◆ Stated goal
Quote the listing below in its entirety.

◆ Data to use

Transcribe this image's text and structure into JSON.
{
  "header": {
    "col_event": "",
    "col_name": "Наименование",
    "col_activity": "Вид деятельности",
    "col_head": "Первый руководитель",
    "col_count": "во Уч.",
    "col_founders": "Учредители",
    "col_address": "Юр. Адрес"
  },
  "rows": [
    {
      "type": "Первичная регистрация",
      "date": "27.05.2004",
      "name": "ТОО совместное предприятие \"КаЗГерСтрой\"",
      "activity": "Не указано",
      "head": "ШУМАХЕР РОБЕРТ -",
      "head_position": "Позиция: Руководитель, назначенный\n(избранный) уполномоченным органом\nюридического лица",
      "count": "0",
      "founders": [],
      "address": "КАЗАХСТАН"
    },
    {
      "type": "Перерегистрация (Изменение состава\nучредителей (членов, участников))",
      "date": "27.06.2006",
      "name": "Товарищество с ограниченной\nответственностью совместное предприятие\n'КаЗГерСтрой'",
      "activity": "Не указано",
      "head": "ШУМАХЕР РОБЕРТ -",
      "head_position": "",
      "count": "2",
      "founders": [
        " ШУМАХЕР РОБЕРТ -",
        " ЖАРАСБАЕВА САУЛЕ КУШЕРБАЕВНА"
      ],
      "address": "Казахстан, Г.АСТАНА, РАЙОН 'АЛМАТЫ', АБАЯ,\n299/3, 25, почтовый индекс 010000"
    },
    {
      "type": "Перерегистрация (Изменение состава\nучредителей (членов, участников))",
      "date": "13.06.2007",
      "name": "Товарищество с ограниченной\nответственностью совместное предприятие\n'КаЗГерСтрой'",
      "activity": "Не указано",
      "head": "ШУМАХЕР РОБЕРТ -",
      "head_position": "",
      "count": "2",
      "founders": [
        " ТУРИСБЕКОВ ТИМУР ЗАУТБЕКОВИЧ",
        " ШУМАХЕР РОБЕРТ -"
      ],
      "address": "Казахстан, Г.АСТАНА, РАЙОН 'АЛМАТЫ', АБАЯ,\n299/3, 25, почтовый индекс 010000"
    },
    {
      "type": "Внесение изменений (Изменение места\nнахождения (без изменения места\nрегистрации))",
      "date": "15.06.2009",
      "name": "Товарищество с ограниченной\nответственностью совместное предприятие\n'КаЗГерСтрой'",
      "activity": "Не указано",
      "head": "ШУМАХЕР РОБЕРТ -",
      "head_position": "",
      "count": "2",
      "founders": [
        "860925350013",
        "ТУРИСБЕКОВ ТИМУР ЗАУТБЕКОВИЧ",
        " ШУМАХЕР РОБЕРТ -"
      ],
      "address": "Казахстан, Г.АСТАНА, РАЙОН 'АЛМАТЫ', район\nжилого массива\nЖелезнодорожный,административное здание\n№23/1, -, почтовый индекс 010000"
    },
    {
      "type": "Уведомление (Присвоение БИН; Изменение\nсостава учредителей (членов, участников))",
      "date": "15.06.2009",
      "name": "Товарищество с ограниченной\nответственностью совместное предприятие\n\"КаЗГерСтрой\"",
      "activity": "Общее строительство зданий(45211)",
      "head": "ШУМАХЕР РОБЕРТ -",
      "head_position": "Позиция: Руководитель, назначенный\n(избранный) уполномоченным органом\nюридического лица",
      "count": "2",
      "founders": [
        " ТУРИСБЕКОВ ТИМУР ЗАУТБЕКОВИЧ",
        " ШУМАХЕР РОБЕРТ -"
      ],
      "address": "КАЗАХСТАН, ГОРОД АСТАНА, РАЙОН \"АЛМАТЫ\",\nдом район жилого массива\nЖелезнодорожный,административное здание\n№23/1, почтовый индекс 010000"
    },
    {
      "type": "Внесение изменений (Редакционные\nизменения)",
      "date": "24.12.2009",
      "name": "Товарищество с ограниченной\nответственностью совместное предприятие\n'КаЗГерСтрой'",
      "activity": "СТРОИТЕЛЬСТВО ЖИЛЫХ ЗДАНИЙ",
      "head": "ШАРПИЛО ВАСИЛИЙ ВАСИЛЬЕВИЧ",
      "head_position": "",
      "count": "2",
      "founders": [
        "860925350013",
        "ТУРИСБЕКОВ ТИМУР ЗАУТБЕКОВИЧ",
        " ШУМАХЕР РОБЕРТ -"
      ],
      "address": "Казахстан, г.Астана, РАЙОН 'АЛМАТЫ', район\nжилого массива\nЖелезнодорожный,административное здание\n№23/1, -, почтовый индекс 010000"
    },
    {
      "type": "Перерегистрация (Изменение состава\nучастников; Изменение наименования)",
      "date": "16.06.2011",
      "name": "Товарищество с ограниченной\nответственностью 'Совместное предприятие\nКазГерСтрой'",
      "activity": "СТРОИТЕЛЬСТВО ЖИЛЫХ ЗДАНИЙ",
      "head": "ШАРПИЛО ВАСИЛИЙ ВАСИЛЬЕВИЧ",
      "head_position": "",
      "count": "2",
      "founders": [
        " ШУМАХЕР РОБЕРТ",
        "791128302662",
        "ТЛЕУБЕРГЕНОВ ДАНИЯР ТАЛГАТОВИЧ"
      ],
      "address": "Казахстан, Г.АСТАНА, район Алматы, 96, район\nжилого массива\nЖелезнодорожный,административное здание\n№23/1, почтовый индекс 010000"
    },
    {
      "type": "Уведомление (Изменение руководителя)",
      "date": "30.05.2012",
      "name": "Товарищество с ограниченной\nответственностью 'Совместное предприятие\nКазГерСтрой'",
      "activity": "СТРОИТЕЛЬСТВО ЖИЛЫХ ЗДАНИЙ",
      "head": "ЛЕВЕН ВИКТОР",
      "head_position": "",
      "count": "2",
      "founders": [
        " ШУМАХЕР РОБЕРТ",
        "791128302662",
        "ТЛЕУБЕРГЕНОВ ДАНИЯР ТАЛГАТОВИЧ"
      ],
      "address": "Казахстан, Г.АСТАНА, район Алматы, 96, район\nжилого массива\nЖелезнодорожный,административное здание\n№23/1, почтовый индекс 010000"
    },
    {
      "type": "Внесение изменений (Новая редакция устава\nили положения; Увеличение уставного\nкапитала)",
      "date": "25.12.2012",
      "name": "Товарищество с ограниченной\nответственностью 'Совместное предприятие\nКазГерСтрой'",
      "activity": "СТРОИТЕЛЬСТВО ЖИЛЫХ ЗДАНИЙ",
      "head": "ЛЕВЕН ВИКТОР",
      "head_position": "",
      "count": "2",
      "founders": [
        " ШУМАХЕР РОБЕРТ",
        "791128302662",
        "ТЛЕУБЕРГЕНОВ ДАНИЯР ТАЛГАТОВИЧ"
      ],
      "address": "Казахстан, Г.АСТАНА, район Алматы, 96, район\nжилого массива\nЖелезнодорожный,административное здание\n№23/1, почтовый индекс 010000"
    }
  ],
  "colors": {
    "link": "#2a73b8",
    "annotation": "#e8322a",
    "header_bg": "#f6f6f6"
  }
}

◆ Result
Transcribe this image's text and structure into JSON.
{
  "header": {
    "col_event": "",
    "col_name": "Наименование",
    "col_activity": "Вид деятельности",
    "col_head": "Первый руководитель",
    "col_count": "во Уч.",
    "col_founders": "Учредители",
    "col_address": "Юр. Адрес"
  },
  "rows": [
    {
      "type": "Первичная регистрация",
      "date": "27.05.2004",
      "name": "ТОО совместное предприятие \"КаЗГерСтрой\"",
      "activity": "Не указано",
      "head": "ШУМАХЕР РОБЕРТ -",
      "head_position": "Позиция: Руководитель, назначенный\n(избранный) уполномоченным органом\nюридического лица",
      "count": "0",
      "founders": [],
      "address": "КАЗАХСТАН"
    },
    {
      "type": "Перерегистрация (Изменение состава\nучредителей (членов, участников))",
      "date": "27.06.2006",
      "name": "Товарищество с ограниченной\nответственностью совместное предприятие\n'КаЗГерСтрой'",
      "activity": "Не указано",
      "head": "ШУМАХЕР РОБЕРТ -",
      "head_position": "",
      "count": "2",
      "founders": [
        " ШУМАХЕР РОБЕРТ -",
        " ЖАРАСБАЕВА САУЛЕ КУШЕРБАЕВНА"
      ],
      "address": "Казахстан, Г.АСТАНА, РАЙОН 'АЛМАТЫ', АБАЯ,\n299/3, 25, почтовый индекс 010000"
    },
    {
      "type": "Перерегистрация (Изменение состава\nучредителей (членов, участников))",
      "date": "13.06.2007",
      "name": "Товарищество с ограниченной\nответственностью совместное предприятие\n'КаЗГерСтрой'",
      "activity": "Не указано",
      "head": "ШУМАХЕР РОБЕРТ -",
      "head_position": "",
      "count": "2",
      "founders": [
        " ТУРИСБЕКОВ ТИМУР ЗАУТБЕКОВИЧ",
        " ШУМАХЕР РОБЕРТ -"
      ],
      "address": "Казахстан, Г.АСТАНА, РАЙОН 'АЛМАТЫ', АБАЯ,\n299/3, 25, почтовый индекс 010000"
    },
    {
      "type": "Внесение изменений (Изменение места\nнахождения (без изменения места\nрегистрации))",
      "date": "15.06.2009",
      "name": "Товарищество с ограниченной\nответственностью совместное предприятие\n'КаЗГерСтрой'",
      "activity": "Не указано",
      "head": "ШУМАХЕР РОБЕРТ -",
      "head_position": "",
      "count": "2",
      "founders": [
        "860925350013",
        "ТУРИСБЕКОВ ТИМУР ЗАУТБЕКОВИЧ",
        " ШУМАХЕР РОБЕРТ -"
      ],
      "address": "Казахстан, Г.АСТАНА, РАЙОН 'АЛМАТЫ', район\nжилого массива\nЖелезнодорожный,административное здание\n№23/1, -, почтовый индекс 010000"
    },
    {
      "type": "Уведомление (Присвоение БИН; Изменение\nсостава учредителей (членов, участников))",
      "date": "15.06.2009",
      "name": "Товарищество с ограниченной\nответственностью совместное предприятие\n\"КаЗГерСтрой\"",
      "activity": "Общее строительство зданий(45211)",
      "head": "ШУМАХЕР РОБЕРТ -",
      "head_position": "Позиция: Руководитель, назначенный\n(избранный) уполномоченным органом\nюридического лица",
      "count": "2",
      "founders": [
        " ТУРИСБЕКОВ ТИМУР ЗАУТБЕКОВИЧ",
        " ШУМАХЕР РОБЕРТ -"
      ],
      "address": "КАЗАХСТАН, ГОРОД АСТАНА, РАЙОН \"АЛМАТЫ\",\nдом район жилого массива\nЖелезнодорожный,административное здание\n№23/1, почтовый индекс 010000"
    },
    {
      "type": "Внесение изменений (Редакционные\nизменения)",
      "date": "24.12.2009",
      "name": "Товарищество с ограниченной\nответственностью совместное предприятие\n'КаЗГерСтрой'",
      "activity": "СТРОИТЕЛЬСТВО ЖИЛЫХ ЗДАНИЙ",
      "head": "ШАРПИЛО ВАСИЛИЙ ВАСИЛЬЕВИЧ",
      "head_position": "",
      "count": "2",
      "founders": [
        "860925350013",
        "ТУРИСБЕКОВ ТИМУР ЗАУТБЕКОВИЧ",
        " ШУМАХЕР РОБЕРТ -"
      ],
      "address": "Казахстан, г.Астана, РАЙОН 'АЛМАТЫ', район\nжилого массива\nЖелезнодорожный,административное здание\n№23/1, -, почтовый индекс 010000"
    },
    {
      "type": "Перерегистрация (Изменение состава\nучастников; Изменение наименования)",
      "date": "16.06.2011",
      "name": "Товарищество с ограниченной\nответственностью 'Совместное предприятие\nКазГерСтрой'",
      "activity": "СТРОИТЕЛЬСТВО ЖИЛЫХ ЗДАНИЙ",
      "head": "ШАРПИЛО ВАСИЛИЙ ВАСИЛЬЕВИЧ",
      "head_position": "",
      "count": "2",
      "founders": [
        " ШУМАХЕР РОБЕРТ",
        "791128302662",
        "ТЛЕУБЕРГЕНОВ ДАНИЯР ТАЛГАТОВИЧ"
      ],
      "address": "Казахстан, Г.АСТАНА, район Алматы, 96, район\nжилого массива\nЖелезнодорожный,административное здание\n№23/1, почтовый индекс 010000"
    },
    {
      "type": "Уведомление (Изменение руководителя)",
      "date": "30.05.2012",
      "name": "Товарищество с ограниченной\nответственностью 'Совместное предприятие\nКазГерСтрой'",
      "activity": "СТРОИТЕЛЬСТВО ЖИЛЫХ ЗДАНИЙ",
      "head": "ЛЕВЕН ВИКТОР",
      "head_position": "",
      "count": "2",
      "founders": [
        " ШУМАХЕР РОБЕРТ",
        "791128302662",
        "ТЛЕУБЕРГЕНОВ ДАНИЯР ТАЛГАТОВИЧ"
      ],
      "address": "Казахстан, Г.АСТАНА, район Алматы, 96, район\nжилого массива\nЖелезнодорожный,административное здание\n№23/1, почтовый индекс 010000"
    },
    {
      "type": "Внесение изменений (Новая редакция устава\nили положения; Увеличение уставного\nкапитала)",
      "date": "25.12.2012",
      "name": "Товарищество с ограниченной\nответственностью 'Совместное предприятие\nКазГерСтрой'",
      "activity": "СТРОИТЕЛЬСТВО ЖИЛЫХ ЗДАНИЙ",
      "head": "ЛЕВЕН ВИКТОР",
      "head_position": "",
      "count": "2",
      "founders": [
        " ШУМАХЕР РОБЕРТ",
        "791128302662",
        "ТЛЕУБЕРГЕНОВ ДАНИЯР ТАЛГАТОВИЧ"
      ],
      "address": "Казахстан, Г.АСТАНА, район Алматы, 96, район\nжилого массива\nЖелезнодорожный,административное здание\n№23/1, почтовый индекс 010000"
    }
  ],
  "colors": {
    "link": "#2a73b8",
    "annotation": "#e8322a",
    "header_bg": "#f6f6f6"
  }
}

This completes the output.